Repeat exactly, and only, the lines from the one containing "Read all visible content and emit it as JSON." through the end of the records.

________________________

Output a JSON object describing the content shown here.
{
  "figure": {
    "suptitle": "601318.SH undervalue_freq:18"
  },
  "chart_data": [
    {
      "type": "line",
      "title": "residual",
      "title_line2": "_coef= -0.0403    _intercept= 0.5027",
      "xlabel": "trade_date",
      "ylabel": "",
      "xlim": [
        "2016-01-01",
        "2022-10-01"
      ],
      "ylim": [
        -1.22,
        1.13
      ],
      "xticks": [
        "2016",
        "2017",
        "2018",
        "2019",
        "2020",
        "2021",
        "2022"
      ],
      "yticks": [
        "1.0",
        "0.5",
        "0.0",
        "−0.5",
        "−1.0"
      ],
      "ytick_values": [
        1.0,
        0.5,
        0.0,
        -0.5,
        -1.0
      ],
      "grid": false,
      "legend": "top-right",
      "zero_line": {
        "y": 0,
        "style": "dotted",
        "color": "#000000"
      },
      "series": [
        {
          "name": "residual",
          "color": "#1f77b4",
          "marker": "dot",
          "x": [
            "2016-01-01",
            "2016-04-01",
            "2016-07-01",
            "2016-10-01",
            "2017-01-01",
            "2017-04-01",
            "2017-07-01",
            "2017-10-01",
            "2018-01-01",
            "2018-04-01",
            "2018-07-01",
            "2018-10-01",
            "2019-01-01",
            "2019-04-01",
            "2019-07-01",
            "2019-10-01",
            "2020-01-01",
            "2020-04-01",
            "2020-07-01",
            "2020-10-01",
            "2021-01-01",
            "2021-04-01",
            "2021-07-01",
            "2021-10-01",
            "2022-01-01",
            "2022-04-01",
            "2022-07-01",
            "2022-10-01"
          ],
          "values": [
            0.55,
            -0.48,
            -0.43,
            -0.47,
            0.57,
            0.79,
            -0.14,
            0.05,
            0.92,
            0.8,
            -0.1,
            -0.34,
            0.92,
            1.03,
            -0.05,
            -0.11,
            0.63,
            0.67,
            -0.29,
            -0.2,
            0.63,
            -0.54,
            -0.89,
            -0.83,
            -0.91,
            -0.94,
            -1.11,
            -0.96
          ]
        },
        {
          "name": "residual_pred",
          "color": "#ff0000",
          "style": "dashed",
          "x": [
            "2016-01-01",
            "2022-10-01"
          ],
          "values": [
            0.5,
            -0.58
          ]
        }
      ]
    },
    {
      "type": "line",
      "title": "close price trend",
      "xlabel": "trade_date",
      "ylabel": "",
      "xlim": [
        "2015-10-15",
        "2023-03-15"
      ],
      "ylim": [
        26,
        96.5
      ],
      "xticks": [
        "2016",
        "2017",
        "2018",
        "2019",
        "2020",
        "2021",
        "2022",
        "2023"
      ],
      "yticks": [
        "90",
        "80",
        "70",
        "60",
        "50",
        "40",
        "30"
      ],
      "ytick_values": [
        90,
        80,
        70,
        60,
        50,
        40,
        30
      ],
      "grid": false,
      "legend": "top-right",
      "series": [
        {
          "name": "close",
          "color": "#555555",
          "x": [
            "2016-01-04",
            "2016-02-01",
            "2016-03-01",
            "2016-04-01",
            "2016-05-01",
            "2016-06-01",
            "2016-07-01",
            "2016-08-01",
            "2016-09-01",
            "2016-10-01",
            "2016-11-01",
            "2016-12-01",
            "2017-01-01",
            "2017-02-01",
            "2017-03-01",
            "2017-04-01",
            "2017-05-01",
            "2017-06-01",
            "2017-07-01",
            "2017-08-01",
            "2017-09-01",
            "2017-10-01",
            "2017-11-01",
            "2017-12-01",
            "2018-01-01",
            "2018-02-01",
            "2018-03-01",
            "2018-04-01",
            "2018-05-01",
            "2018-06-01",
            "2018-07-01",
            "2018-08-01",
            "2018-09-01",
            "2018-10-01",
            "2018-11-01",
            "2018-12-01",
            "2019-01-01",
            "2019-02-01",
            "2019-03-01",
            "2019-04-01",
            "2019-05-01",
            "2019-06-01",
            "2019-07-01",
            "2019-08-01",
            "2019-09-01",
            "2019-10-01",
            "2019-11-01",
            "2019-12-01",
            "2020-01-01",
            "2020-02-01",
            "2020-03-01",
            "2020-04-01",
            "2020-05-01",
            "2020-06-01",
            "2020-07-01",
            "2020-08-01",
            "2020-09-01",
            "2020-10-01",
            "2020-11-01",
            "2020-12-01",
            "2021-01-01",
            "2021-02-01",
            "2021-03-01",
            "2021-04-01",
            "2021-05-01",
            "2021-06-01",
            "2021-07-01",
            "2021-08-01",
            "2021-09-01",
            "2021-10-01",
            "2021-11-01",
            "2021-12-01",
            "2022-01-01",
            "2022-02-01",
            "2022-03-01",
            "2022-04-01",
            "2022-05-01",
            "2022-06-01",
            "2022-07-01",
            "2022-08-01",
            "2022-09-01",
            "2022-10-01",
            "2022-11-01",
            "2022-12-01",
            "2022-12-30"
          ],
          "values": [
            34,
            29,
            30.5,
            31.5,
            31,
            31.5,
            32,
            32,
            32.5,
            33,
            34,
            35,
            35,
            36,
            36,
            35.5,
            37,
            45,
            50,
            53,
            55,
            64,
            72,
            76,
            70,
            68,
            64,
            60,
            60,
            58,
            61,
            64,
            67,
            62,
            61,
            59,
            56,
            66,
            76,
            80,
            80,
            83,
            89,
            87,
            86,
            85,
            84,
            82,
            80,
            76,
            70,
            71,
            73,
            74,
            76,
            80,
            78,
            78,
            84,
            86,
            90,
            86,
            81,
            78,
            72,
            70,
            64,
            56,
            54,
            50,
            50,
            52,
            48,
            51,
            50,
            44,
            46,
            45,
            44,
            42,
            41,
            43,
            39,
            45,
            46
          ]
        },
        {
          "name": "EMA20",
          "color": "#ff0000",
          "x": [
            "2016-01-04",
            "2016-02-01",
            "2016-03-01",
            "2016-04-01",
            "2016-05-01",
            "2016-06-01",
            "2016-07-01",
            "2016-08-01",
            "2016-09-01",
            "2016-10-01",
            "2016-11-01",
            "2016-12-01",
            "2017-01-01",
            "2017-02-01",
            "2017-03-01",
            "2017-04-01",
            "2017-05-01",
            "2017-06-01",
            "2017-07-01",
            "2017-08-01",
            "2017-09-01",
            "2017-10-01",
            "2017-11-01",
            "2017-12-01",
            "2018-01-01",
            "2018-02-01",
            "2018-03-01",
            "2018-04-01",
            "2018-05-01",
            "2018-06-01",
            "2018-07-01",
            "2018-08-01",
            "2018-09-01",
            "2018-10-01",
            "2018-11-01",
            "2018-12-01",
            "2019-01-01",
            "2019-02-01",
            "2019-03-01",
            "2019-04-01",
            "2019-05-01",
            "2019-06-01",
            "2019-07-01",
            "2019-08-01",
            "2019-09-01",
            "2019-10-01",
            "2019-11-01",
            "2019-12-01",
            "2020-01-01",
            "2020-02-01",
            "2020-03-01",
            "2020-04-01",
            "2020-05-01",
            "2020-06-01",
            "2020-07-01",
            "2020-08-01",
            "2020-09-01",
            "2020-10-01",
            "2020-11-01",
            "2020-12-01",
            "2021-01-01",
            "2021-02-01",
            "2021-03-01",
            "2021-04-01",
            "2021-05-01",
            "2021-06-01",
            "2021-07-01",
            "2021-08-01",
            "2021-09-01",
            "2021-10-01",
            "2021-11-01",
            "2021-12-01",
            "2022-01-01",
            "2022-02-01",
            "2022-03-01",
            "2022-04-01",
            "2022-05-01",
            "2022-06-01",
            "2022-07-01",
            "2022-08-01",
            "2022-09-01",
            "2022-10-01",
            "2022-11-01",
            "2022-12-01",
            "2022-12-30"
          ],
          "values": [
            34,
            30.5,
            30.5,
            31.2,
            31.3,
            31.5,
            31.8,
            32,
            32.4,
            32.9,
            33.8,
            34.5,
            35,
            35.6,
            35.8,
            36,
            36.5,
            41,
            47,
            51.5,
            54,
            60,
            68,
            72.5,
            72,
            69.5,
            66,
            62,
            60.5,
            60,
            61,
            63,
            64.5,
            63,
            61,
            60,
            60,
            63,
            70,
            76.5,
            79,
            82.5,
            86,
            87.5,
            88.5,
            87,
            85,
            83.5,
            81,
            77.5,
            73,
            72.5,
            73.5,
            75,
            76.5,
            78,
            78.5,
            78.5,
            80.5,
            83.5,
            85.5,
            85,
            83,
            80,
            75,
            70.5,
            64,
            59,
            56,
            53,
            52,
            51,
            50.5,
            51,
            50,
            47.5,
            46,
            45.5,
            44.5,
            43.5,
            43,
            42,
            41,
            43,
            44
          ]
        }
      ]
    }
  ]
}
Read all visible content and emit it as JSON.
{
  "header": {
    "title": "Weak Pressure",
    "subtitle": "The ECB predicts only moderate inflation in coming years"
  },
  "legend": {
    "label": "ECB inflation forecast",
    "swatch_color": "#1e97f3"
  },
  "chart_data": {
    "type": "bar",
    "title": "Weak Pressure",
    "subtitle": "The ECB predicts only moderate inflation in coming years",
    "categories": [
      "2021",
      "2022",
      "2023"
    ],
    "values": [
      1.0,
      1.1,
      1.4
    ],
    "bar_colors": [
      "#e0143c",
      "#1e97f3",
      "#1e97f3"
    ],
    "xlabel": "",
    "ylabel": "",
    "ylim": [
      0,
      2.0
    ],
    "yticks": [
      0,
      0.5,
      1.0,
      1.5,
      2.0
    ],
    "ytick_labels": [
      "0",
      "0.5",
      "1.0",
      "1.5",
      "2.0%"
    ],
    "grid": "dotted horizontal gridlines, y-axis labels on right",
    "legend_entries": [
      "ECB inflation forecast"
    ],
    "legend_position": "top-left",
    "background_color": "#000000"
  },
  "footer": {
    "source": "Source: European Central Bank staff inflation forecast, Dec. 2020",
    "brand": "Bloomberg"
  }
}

________________________

* Result of this exercise:
Read all visible content and emit it as JSON.
{
  "header": {
    "title": "Weak Pressure",
    "subtitle": "The ECB predicts only moderate inflation in coming years"
  },
  "legend": {
    "label": "ECB inflation forecast",
    "swatch_color": "#1e97f3"
  },
  "chart_data": {
    "type": "bar",
    "title": "Weak Pressure",
    "subtitle": "The ECB predicts only moderate inflation in coming years",
    "categories": [
      "2021",
      "2022",
      "2023"
    ],
    "values": [
      1.0,
      1.1,
      1.4
    ],
    "bar_colors": [
      "#e0143c",
      "#1e97f3",
      "#1e97f3"
    ],
    "xlabel": "",
    "ylabel": "",
    "ylim": [
      0,
      2.0
    ],
    "yticks": [
      0,
      0.5,
      1.0,
      1.5,
      2.0
    ],
    "ytick_labels": [
      "0",
      "0.5",
      "1.0",
      "1.5",
      "2.0%"
    ],
    "grid": "dotted horizontal gridlines, y-axis labels on right",
    "legend_entries": [
      "ECB inflation forecast"
    ],
    "legend_position": "top-left",
    "background_color": "#000000"
  },
  "footer": {
    "source": "Source: European Central Bank staff inflation forecast, Dec. 2020",
    "brand": "Bloomberg"
  }
}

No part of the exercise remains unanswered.